*Exercise directions*
Below are the records; locate each line with the word "thousand" and copy it.

## BEGIN Given entries

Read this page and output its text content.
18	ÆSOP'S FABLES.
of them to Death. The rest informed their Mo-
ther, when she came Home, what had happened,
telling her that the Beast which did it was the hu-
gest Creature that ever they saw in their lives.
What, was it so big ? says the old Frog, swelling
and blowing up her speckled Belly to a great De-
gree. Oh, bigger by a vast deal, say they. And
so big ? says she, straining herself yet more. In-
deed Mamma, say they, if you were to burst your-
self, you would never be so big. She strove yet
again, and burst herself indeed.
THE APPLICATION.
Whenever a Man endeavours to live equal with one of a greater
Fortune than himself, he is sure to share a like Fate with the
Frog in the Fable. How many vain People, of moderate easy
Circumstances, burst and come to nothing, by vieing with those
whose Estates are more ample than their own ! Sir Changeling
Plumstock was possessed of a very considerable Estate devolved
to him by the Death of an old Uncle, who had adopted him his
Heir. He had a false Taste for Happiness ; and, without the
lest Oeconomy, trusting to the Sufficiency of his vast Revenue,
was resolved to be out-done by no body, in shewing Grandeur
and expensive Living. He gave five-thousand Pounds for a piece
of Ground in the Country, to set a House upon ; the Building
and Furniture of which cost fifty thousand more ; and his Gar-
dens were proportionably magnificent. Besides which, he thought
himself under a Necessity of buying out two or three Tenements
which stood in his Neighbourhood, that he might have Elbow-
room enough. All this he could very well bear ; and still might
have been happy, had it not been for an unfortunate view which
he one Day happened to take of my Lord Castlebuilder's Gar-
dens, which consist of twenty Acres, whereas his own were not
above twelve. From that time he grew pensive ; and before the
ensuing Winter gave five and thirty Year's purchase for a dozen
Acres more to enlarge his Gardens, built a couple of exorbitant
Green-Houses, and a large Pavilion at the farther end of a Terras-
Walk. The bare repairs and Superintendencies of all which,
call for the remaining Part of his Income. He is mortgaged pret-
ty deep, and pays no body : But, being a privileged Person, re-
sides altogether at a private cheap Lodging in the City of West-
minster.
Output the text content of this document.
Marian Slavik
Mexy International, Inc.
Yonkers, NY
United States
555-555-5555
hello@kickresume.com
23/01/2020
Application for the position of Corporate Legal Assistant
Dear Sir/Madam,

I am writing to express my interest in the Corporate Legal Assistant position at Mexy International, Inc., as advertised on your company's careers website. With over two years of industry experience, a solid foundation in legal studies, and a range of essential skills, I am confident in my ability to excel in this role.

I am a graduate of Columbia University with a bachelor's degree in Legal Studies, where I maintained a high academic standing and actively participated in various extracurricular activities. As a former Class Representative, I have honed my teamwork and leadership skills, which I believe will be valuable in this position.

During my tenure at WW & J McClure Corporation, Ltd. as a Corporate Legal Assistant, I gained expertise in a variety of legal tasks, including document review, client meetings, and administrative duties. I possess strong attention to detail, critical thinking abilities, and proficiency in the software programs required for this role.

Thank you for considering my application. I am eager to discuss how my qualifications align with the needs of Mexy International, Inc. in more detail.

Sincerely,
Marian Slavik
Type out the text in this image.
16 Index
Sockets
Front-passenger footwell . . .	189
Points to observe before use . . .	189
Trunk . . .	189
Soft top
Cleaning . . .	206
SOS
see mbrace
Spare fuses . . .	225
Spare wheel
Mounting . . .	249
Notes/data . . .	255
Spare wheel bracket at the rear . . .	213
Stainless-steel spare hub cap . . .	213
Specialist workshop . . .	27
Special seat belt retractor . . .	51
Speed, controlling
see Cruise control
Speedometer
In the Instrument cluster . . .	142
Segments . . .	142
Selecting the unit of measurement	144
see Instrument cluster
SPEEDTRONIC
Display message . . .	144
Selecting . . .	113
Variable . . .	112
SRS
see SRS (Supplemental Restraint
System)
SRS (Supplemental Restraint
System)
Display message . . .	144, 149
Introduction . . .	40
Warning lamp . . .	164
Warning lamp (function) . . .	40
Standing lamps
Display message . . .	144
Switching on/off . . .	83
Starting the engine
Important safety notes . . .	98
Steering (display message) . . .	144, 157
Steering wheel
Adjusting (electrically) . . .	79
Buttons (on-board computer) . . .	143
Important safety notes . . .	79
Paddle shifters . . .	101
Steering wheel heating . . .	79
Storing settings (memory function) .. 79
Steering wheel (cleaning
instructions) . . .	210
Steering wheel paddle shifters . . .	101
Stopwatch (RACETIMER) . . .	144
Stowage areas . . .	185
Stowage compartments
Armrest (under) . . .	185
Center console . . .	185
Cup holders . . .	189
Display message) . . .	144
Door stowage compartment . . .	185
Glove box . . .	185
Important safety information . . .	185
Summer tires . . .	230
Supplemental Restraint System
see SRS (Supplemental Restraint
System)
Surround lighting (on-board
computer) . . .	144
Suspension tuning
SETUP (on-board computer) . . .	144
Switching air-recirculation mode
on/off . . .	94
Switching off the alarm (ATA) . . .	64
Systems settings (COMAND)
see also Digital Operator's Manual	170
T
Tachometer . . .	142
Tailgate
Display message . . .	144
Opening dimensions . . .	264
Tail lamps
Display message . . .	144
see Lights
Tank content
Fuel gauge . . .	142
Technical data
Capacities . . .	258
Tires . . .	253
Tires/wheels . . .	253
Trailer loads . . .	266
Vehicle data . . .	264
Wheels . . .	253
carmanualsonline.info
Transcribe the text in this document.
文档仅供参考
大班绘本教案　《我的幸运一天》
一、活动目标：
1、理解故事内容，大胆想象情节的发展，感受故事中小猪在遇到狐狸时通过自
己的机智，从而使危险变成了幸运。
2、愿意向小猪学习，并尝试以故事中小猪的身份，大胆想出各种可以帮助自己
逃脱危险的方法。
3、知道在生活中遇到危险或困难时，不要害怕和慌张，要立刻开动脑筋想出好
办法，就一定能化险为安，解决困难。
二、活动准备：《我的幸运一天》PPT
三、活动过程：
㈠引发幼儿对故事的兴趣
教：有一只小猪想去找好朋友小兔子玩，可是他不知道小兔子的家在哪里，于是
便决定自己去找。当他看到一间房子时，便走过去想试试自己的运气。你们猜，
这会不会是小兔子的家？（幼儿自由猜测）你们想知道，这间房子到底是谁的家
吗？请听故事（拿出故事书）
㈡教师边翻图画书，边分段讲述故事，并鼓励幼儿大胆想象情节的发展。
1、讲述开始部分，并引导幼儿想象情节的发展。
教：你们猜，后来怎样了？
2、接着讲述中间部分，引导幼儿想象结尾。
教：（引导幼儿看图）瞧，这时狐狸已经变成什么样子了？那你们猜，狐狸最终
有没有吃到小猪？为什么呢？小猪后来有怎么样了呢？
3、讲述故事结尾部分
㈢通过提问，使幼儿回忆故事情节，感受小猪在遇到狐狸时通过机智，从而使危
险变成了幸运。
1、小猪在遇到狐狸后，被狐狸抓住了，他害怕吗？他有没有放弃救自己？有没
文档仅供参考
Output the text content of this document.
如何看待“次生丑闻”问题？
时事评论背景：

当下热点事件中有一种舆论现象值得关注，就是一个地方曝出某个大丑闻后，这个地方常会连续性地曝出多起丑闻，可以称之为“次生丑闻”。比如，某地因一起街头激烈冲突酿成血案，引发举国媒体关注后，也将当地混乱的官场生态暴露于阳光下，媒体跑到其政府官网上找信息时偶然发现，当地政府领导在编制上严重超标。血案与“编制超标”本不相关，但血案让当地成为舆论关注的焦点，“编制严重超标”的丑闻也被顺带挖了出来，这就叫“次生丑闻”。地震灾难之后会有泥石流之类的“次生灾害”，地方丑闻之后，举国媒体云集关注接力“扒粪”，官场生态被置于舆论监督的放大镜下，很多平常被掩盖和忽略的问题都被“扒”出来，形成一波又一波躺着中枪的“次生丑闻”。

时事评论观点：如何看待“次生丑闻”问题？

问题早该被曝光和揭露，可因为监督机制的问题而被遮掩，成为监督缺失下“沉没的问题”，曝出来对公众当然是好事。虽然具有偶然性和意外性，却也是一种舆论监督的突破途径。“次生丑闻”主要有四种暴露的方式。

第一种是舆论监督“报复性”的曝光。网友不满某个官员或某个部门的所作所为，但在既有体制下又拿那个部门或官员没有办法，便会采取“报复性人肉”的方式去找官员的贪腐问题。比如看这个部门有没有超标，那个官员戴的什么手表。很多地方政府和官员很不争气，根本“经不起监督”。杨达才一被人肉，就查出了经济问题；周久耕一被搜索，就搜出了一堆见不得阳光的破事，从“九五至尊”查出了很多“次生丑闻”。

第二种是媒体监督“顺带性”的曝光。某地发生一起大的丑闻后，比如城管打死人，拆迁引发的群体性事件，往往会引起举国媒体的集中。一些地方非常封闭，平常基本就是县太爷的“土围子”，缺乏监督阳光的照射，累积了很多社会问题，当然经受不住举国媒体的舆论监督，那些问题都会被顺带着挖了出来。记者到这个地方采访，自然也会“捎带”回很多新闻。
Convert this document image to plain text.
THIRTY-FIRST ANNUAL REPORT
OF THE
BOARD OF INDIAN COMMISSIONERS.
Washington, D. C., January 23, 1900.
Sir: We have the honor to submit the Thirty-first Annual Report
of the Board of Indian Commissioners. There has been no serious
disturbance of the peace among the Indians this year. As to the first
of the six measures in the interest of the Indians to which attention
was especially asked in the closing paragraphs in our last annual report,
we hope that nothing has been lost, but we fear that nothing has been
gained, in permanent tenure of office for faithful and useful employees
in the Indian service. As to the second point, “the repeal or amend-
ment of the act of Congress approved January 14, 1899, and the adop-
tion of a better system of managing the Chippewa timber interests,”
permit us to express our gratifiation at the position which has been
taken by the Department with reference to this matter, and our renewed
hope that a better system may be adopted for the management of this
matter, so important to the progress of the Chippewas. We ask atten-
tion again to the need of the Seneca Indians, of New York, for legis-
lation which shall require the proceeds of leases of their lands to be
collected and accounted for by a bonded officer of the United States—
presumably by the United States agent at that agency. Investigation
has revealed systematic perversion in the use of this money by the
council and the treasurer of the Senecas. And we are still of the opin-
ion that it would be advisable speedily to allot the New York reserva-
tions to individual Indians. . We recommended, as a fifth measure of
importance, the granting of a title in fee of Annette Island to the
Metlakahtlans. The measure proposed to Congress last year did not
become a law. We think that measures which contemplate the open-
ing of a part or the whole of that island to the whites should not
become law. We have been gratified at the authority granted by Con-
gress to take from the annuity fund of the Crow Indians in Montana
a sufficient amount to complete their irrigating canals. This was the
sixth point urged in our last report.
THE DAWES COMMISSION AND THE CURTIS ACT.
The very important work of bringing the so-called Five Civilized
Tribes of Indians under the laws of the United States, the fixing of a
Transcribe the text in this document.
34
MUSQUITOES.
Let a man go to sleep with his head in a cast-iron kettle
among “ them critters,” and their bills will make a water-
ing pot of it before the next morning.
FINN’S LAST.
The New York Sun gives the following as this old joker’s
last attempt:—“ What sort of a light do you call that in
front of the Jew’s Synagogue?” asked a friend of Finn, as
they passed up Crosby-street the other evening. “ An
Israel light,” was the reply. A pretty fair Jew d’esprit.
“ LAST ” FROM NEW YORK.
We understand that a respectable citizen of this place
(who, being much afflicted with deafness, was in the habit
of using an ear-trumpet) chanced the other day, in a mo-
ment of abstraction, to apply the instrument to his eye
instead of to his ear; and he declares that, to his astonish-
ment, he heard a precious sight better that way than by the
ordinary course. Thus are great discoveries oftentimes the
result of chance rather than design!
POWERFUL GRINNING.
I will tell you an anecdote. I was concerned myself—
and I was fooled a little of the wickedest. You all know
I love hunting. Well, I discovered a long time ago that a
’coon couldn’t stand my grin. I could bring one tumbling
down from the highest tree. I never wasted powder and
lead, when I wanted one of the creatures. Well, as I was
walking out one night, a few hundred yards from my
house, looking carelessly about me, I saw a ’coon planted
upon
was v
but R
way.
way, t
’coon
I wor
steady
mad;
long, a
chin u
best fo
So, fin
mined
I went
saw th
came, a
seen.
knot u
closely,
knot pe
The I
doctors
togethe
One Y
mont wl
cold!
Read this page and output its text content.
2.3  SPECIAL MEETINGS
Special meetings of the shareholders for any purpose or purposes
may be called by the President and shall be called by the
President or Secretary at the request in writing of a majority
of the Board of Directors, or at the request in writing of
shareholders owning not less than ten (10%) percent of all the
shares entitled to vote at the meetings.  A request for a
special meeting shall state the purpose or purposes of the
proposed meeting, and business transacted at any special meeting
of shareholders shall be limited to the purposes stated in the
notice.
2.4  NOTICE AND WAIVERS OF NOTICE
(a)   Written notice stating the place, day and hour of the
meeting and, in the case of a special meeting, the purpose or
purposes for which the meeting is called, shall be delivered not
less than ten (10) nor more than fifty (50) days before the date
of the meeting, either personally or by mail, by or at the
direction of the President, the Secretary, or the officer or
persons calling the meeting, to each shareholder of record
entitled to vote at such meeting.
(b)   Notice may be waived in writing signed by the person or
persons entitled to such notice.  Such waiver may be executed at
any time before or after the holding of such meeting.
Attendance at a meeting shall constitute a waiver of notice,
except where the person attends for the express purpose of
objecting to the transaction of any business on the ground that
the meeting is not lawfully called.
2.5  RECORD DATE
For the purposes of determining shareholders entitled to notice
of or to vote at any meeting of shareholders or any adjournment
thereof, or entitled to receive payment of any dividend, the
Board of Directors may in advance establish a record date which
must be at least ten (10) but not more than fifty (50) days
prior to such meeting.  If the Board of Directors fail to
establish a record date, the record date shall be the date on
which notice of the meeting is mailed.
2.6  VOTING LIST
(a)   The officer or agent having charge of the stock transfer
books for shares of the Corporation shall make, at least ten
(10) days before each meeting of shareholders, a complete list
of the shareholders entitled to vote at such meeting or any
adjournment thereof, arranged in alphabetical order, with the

## END Given entries

*Reply to the task*
and expensive Living. He gave five-thousand Pounds for a piece
and Furniture of which cost fifty thousand more ; and his Gar-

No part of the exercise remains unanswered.